**What is required:** Pictures do not belong in your copy. Repeat all the other data exactly.

(Excerpt from a dataset)
---
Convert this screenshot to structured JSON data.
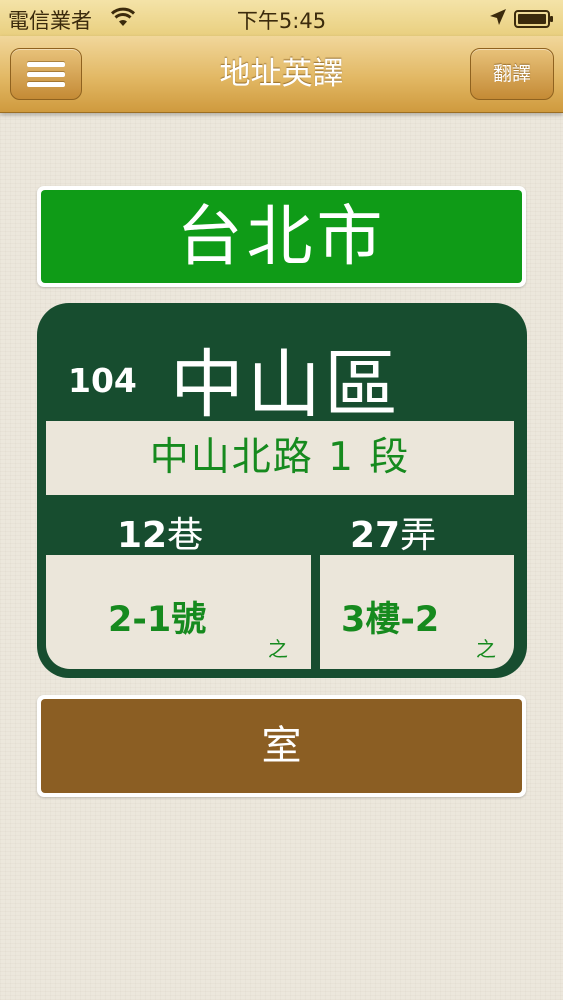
{
  "status_bar": {
    "carrier": "電信業者",
    "time": "下午5:45",
    "wifi_icon": "wifi-icon",
    "location_icon": "location-arrow-icon",
    "battery_icon": "battery-icon"
  },
  "nav": {
    "title": "地址英譯",
    "menu_icon": "hamburger-menu-icon",
    "translate_label": "翻譯"
  },
  "address": {
    "city": "台北市",
    "zip": "104",
    "district": "中山區",
    "road": "中山北路 1 段",
    "lane_number": "12",
    "lane_unit": "巷",
    "alley_number": "27",
    "alley_unit": "弄",
    "house_number": "2-1號",
    "house_suffix": "之",
    "floor": "3樓-2",
    "floor_suffix": "之",
    "room": "室"
  },
  "colors": {
    "city_green": "#0f9b17",
    "panel_green": "#174d2f",
    "text_green": "#168a1e",
    "room_brown": "#8b5e23",
    "nav_gold": "#e2b864"
  }
}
---
**The result:**
Convert this screenshot to structured JSON data.
{
  "status_bar": {
    "carrier": "電信業者",
    "time": "下午5:45",
    "wifi_icon": "wifi-icon",
    "location_icon": "location-arrow-icon",
    "battery_icon": "battery-icon"
  },
  "nav": {
    "title": "地址英譯",
    "menu_icon": "hamburger-menu-icon",
    "translate_label": "翻譯"
  },
  "address": {
    "city": "台北市",
    "zip": "104",
    "district": "中山區",
    "road": "中山北路 1 段",
    "lane_number": "12",
    "lane_unit": "巷",
    "alley_number": "27",
    "alley_unit": "弄",
    "house_number": "2-1號",
    "house_suffix": "之",
    "floor": "3樓-2",
    "floor_suffix": "之",
    "room": "室"
  },
  "colors": {
    "city_green": "#0f9b17",
    "panel_green": "#174d2f",
    "text_green": "#168a1e",
    "room_brown": "#8b5e23",
    "nav_gold": "#e2b864"
  }
}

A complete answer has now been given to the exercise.